> Exercise directions
Find every line in the records that contains the string "分析导致成本高的原因", and copy each of those lines in full.

[Source records]
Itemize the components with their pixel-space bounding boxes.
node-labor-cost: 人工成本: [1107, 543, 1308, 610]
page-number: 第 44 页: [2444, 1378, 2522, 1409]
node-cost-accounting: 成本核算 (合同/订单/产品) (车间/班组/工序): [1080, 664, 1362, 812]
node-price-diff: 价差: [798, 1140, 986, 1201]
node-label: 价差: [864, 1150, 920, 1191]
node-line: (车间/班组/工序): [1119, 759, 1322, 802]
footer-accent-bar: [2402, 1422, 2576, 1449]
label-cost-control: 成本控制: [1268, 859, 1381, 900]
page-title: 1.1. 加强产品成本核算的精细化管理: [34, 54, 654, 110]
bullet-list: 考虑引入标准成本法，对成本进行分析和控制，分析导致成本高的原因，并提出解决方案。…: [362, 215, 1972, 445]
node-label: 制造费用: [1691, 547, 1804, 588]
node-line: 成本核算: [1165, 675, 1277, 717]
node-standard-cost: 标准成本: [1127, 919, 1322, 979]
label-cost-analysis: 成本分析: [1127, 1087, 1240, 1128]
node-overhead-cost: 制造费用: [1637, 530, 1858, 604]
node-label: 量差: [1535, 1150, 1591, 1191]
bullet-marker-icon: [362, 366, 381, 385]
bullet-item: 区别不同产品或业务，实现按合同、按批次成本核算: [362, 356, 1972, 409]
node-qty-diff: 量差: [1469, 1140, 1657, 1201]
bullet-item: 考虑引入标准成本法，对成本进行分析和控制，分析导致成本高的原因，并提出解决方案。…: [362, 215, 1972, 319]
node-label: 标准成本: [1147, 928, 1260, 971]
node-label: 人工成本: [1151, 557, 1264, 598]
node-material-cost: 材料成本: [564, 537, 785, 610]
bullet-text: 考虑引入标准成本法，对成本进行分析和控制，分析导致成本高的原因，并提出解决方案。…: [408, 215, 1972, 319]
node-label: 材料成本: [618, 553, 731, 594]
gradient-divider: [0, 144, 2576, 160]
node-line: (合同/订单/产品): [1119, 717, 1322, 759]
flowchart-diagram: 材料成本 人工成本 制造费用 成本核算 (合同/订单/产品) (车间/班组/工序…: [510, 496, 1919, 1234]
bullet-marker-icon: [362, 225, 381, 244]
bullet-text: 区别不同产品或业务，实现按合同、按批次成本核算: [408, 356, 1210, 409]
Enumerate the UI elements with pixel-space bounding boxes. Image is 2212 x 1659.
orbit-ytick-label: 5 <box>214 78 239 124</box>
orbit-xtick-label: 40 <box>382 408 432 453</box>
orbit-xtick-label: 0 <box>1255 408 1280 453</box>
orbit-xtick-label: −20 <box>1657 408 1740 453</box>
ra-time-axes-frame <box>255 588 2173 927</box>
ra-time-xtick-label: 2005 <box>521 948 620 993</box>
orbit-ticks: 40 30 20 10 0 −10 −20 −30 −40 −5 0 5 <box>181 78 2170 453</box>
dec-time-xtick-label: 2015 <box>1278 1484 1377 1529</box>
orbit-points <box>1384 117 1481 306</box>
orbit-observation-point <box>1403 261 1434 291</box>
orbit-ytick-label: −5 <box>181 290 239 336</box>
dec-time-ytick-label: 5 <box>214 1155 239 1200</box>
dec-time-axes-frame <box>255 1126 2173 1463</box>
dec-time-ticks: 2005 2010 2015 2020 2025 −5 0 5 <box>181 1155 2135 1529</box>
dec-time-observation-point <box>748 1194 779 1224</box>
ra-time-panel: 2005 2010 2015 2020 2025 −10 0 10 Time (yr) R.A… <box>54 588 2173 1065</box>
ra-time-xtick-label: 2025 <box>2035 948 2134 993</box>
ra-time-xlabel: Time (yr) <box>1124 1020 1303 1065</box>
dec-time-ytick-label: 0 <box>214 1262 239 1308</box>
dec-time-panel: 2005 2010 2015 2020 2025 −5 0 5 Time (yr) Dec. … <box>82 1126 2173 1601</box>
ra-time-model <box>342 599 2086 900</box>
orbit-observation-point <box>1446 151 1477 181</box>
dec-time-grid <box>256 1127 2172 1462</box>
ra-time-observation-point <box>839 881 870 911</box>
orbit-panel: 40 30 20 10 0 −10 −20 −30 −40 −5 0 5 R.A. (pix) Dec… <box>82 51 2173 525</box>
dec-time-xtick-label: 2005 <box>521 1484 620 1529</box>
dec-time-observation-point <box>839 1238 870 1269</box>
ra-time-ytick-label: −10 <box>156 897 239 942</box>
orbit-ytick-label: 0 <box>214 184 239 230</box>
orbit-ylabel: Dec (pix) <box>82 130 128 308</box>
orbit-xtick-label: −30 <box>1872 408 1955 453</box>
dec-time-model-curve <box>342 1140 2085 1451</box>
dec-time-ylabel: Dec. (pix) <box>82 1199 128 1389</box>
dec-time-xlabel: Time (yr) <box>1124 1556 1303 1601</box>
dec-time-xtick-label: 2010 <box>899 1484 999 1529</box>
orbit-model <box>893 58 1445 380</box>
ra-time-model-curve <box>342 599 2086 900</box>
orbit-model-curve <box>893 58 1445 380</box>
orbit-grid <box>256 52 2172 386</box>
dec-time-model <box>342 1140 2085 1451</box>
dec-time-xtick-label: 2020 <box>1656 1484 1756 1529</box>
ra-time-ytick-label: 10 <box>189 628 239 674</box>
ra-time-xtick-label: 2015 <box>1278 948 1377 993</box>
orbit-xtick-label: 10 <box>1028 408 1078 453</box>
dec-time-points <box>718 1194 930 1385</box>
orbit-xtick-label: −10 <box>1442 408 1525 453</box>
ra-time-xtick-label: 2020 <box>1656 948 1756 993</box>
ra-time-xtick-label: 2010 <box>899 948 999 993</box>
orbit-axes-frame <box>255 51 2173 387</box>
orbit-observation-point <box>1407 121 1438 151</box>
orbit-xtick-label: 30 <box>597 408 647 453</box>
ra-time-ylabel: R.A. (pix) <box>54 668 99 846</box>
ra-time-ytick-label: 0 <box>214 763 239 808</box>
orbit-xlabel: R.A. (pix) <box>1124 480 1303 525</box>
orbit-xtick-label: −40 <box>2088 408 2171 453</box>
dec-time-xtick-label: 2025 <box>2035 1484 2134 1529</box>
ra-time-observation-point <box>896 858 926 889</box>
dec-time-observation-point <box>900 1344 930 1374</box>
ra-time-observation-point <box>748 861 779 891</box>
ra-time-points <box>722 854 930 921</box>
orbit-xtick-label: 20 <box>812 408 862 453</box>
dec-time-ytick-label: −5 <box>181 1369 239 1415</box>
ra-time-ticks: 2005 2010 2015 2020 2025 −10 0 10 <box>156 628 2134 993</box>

> Result
bullet-list: 考虑引入标准成本法，对成本进行分析和控制，分析导致成本高的原因，并提出解决方案。…: [362, 215, 1972, 445]
bullet-item: 考虑引入标准成本法，对成本进行分析和控制，分析导致成本高的原因，并提出解决方案。…: [362, 215, 1972, 319]
bullet-text: 考虑引入标准成本法，对成本进行分析和控制，分析导致成本高的原因，并提出解决方案。…: [408, 215, 1972, 319]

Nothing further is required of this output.